'''

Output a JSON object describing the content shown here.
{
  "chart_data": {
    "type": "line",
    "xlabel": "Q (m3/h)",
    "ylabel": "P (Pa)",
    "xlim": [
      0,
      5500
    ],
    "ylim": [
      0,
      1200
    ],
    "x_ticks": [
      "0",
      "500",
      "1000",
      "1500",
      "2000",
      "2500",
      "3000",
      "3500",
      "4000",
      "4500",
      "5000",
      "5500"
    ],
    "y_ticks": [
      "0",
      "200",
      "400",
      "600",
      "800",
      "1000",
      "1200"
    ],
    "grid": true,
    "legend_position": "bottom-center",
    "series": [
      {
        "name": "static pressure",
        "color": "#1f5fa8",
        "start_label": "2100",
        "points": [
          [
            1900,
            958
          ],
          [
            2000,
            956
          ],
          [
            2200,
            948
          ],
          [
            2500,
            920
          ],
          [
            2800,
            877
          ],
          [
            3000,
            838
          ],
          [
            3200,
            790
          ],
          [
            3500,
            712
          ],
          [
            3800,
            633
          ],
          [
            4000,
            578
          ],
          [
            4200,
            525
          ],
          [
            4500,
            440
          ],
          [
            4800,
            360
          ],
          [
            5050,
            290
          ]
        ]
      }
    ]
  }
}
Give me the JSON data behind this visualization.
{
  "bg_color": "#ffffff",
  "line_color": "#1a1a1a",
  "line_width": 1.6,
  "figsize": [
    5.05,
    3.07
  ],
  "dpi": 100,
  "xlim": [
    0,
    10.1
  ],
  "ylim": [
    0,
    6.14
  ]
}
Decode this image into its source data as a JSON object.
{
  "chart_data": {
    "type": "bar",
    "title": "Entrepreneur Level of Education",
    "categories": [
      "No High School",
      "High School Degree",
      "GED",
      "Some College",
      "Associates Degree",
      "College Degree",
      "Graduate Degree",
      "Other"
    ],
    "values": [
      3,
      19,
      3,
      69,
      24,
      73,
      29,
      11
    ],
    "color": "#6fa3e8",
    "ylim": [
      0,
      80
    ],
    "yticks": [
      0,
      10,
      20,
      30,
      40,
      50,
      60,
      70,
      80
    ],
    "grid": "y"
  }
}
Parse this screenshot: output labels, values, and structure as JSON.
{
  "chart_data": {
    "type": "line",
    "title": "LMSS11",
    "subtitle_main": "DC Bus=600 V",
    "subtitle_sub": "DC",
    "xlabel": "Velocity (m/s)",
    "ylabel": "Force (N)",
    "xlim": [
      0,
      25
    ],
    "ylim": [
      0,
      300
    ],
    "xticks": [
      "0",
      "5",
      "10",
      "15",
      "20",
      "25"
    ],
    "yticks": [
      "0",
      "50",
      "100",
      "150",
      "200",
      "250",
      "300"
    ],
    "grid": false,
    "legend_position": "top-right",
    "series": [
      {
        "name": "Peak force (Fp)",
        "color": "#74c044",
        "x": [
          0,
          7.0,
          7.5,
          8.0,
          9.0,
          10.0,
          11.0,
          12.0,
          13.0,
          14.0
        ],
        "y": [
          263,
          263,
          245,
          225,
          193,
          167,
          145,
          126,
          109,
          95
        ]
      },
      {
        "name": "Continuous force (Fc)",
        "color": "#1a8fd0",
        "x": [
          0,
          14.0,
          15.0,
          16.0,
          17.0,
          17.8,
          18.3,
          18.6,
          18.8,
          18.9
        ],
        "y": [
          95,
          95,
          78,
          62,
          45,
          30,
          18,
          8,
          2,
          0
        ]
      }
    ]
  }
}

'''

» **Description of the task**
Go through the listing above and pull out each line containing the word "this".

» **Task answer**
Give me the JSON data behind this visualization.
Decode this image into its source data as a JSON object.
Parse this screenshot: output labels, values, and structure as JSON.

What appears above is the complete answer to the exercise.